**TEXTO PROPORCIONADO:**

/---

La conmoción política y económica ha sido inmensa y seguirá teniendo efectos muy grandes, pues puede llevar a la desintegración del Reino Unido, tal como lo conocemos hoy.

¿Qué llevó a los británicos a tomar semejante decisión? Posiblemente, son dos causas las que, en grado mayor o menor, están generando tensiones semejantes en muchos países del mundo: la globalización y la crisis de la política local en una época de incertidumbre económica.

La globalización ha abarcado no solo a la economía (lo más evidente), sino también al poder político y al Derecho, teniendo como resultado una enorme pérdida de soberanía de los Estados Nación. Aunque ha existido siempre, su crecimiento en las últimas décadas ha sido exponencial. Por dar algunos ejemplos relevantes para nosotros, nuestra política monetaria la dicta ahora la Reserva Federal de los Estados Unidos, los chinos nos inundan con productos que cuestan una fracción de los nuestros, el Comité de Derechos Humanos de las Naciones Unidas nos impone sanciones, los narcos colombianos son juzgados y cumplen condenas en los Estados Unidos, la Corte Interamericana de Derechos Humanos impide la destitución del alcalde Petro, el precio de la contratación de James Rodríguez lo fija el mercado del futbol europeo, entre muchos otros.

Mientras muchas fuentes objetivas del poder ya no están en la órbita de los Estados, la política electoral sigue siendo local. Elegimos a los jefes de Estado y a los parlamentos, pero ya no pueden tomar muchas decisiones como lo hacían los gobernantes de hace medio siglo. Dicho desbalance no fue muy problemático mientras hubo crecimiento y mayor bienestar. Pero llevamos ocho años de bajo crecimiento, después de la crisis que comenzó con la quiebra de Lehman Brothers, y ese hecho ha sido el caldo de cultivo para que, a nivel nacional, florezcan líderes, partidos y movimientos que prometen la restauración de la soberanía con planteamientos dicotómicos del tipo nosotros y ellos, amigos y enemigos, buenos y malos.

\---

**MATERIAL PROPORCIONADO:**
/---

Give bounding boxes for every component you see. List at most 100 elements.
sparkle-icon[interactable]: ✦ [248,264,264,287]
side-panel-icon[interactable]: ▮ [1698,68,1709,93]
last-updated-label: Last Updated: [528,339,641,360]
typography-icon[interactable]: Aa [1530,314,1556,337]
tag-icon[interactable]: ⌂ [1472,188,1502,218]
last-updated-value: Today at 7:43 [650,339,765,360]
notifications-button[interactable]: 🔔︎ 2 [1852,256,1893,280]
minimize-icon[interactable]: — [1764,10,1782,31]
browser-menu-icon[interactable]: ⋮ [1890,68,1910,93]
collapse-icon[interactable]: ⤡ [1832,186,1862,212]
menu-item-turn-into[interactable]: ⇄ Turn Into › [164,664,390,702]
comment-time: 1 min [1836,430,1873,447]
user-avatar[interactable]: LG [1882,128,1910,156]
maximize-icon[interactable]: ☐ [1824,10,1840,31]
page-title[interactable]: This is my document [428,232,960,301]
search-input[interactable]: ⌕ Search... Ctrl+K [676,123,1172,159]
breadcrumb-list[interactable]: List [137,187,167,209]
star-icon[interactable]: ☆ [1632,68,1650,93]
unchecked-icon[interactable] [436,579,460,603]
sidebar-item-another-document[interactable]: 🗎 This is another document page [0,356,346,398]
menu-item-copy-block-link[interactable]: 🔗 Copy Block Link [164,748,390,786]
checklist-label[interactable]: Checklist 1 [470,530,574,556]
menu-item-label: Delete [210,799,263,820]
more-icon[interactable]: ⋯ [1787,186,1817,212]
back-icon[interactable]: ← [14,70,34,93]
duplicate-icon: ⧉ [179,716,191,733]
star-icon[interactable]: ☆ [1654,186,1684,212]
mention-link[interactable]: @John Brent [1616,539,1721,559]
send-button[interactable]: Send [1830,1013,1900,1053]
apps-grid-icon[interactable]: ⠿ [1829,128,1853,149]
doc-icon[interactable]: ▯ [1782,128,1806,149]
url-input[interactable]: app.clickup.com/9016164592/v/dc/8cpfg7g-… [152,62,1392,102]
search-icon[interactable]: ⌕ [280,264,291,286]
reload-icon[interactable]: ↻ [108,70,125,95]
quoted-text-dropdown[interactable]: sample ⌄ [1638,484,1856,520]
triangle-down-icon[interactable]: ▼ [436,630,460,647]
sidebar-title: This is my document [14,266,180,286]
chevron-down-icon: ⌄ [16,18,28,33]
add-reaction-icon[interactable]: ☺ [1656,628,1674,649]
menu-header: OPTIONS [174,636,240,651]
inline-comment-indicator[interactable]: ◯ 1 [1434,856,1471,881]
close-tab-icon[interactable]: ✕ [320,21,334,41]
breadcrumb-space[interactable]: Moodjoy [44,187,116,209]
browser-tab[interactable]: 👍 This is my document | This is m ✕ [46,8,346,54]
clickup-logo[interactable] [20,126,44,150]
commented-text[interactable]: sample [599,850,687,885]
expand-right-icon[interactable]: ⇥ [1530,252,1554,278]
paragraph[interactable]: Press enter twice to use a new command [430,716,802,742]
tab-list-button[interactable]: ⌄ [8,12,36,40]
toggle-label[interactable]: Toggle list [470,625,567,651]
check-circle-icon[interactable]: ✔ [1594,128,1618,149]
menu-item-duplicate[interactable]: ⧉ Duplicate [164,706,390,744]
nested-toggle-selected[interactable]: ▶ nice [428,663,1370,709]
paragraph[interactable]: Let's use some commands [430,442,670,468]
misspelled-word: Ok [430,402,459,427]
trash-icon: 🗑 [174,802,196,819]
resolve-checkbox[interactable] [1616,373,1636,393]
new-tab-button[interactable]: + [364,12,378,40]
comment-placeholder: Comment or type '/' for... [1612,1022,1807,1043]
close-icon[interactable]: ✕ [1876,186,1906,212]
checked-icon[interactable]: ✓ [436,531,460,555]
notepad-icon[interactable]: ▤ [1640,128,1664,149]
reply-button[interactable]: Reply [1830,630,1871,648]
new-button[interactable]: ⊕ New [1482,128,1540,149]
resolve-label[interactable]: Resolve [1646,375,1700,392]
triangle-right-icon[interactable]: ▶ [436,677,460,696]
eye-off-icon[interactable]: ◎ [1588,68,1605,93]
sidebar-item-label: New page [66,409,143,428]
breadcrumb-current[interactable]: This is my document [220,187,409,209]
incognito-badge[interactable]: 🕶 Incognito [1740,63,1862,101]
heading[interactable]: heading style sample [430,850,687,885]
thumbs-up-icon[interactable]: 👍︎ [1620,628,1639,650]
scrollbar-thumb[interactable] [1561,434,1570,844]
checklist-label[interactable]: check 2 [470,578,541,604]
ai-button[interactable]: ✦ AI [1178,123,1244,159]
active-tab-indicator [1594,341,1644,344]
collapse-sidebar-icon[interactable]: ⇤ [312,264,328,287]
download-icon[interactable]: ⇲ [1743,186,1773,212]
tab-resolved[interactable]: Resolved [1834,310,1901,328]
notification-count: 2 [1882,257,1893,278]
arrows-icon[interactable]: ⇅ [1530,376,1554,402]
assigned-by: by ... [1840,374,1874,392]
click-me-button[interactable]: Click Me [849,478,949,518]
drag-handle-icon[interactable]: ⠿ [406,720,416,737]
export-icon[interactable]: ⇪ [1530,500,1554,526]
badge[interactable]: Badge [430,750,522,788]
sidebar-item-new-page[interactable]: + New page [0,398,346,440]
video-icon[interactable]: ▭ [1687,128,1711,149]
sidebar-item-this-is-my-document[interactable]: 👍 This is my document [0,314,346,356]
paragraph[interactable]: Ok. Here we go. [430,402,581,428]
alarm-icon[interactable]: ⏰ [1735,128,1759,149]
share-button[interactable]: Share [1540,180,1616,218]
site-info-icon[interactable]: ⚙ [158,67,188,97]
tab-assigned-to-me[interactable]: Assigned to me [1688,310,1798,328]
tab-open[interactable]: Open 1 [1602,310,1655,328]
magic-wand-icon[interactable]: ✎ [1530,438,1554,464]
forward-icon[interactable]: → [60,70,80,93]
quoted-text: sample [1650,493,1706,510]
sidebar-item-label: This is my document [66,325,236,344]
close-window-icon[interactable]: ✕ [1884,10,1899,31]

\---

**USO DE LA INFORMACIÓN:**
1) Imprima el fragmento del texto sobre la globalización desde "La conmoción política" hasta "de incertidumbre económica.".
2) Según el texto sobre la globalización, ¿cuántos años de bajo crecimiento han transcurrido desde la crisis que comenzó con la quiebra de Lehman Brothers?
3) Continúe el texto sobre la globalización a partir del punto en que termina.

**RESPUESTAS ESPERADAS:**
1)
La conmoción política y económica ha sido inmensa y seguirá teniendo efectos muy grandes, pues puede llevar a la desintegración del Reino Unido, tal como lo conocemos hoy.

¿Qué llevó a los británicos a tomar semejante decisión? Posiblemente, son dos causas las que, en grado mayor o menor, están generando tensiones semejantes en muchos países del mundo: la globalización y la crisis de la política local en una época de incertidumbre económica.

2) Ocho años.

3)
Son discursos y narrativas que, en gran medida, recuerdan las promesas de seguridad, restauración y autonomía que prometieron el nazismo y el fascismo, después de las crisis que siguieron a la primera Guerra Mundial y durante la Gran Depresión de los años 30, en el siglo XX.

El enemigo ya no son los judíos, los gitanos o los eslavos (para los alemanes). Ahora, en el Reino Unido, los enemigos son los inmigrantes y Bruselas; en los Estados Unidos, son los mexicanos, los musulmanes, o los chinos por producir barato; en América Latina, son el neoliberalismo del Consenso de Washington, el imperialismo norteamericano y pronto lo será la OECD. Y, en todas partes, aparecen “libertadores” (como Kirchner, Maduro, Boris Johnson, Nigel Farage o Donald Trump) que acusan a los cómplices o agentes internos de dichos enemigos y amenazas. Es el apogeo de un neopopulismo, de derecha y de izquierda, que amenaza a la democracia liberal y a la seguridad internacional y puede fácilmente devenir en un fascismo de nuevo cuño.

Frente a una globalización que es irreversible, los partidos y movimientos democráticos de todo el mundo tienen que encontrar formas efectivas para enfrentar esta gravísima amenaza contemporánea.